Data supplied
━━━━━━━━━━━━━━━━━━━━━━━━━━━━━━

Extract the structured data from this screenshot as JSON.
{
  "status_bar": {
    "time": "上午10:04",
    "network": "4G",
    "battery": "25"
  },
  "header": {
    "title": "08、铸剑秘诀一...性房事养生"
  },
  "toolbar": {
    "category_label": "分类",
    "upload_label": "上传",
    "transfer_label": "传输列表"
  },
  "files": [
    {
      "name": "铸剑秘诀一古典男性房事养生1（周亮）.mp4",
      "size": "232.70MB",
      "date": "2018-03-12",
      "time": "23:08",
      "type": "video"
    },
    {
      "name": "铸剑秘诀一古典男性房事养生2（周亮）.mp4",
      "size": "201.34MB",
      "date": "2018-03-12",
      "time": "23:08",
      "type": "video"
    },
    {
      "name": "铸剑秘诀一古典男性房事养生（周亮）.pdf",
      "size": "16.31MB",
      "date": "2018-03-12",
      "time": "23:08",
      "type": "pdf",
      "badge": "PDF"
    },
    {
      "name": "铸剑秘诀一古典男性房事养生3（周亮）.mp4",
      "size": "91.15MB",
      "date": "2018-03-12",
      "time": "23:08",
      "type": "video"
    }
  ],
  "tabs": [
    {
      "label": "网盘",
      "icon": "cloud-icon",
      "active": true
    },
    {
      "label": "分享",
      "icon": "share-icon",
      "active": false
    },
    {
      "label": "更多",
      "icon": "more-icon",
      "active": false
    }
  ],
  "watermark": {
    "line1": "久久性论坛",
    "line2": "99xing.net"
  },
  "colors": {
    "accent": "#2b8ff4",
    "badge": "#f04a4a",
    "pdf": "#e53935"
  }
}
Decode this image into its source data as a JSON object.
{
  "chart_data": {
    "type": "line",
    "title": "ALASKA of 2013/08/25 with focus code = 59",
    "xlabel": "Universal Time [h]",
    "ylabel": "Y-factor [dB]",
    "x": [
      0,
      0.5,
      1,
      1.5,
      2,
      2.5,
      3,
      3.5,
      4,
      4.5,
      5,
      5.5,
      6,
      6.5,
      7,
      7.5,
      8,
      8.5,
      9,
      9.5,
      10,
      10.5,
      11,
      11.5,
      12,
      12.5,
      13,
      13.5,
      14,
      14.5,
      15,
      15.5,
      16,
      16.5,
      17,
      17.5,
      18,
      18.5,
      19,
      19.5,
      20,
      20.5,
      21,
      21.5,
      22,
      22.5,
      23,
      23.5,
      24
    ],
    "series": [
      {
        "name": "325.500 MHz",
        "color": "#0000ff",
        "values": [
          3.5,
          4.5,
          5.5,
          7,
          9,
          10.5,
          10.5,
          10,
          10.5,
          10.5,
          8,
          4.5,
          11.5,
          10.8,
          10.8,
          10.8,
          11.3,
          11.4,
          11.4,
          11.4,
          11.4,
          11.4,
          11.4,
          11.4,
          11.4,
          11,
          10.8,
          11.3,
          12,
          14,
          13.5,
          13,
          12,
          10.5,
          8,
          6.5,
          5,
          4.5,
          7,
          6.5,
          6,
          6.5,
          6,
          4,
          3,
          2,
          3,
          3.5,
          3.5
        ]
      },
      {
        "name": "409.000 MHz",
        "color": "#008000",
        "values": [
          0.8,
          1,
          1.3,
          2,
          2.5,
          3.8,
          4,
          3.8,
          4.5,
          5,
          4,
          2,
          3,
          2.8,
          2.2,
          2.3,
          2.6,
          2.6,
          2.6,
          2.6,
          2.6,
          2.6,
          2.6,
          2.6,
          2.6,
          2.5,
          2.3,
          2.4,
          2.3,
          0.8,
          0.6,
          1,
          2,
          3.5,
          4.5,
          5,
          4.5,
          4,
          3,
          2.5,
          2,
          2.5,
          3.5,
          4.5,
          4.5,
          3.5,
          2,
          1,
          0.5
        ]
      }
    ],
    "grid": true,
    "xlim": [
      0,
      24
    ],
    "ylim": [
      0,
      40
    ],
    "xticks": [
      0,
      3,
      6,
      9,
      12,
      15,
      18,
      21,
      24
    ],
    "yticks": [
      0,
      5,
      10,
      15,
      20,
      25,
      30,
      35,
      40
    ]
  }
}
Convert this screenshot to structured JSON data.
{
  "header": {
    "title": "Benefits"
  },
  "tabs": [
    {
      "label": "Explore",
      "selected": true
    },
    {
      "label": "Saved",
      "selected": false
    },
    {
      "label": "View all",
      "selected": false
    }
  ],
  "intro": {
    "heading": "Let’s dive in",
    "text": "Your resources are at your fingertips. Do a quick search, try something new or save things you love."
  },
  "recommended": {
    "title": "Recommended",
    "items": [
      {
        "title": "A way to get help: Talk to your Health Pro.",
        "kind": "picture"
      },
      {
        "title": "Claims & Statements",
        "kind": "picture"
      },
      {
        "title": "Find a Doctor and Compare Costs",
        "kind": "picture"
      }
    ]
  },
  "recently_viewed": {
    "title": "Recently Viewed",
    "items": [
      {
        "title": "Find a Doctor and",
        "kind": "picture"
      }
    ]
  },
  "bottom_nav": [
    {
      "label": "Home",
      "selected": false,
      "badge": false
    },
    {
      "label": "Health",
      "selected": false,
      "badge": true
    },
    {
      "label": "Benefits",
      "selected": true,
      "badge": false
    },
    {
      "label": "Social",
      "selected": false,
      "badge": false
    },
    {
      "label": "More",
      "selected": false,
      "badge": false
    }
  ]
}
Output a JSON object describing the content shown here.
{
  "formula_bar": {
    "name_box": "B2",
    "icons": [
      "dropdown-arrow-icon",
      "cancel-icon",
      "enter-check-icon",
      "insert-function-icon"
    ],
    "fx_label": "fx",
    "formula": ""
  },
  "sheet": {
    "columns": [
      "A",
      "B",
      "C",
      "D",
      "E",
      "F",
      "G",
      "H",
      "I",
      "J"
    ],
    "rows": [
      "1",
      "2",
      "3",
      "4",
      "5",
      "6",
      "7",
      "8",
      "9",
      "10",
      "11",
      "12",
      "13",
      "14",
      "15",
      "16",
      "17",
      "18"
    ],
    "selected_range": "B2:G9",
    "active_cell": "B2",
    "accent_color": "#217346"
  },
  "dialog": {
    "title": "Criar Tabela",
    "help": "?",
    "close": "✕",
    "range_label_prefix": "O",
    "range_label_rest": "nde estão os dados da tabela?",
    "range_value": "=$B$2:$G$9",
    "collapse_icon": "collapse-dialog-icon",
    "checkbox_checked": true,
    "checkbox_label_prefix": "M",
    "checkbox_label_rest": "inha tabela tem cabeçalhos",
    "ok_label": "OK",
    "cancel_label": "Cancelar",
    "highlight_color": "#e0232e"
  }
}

━━━━━━━━━━━━━━━━━━━━━━━━━━━━━━

Stated goal
Check each line above for "Health" and return the ones that have it.

Output below
        "title": "A way to get help: Talk to your Health Pro.",
      "label": "Health",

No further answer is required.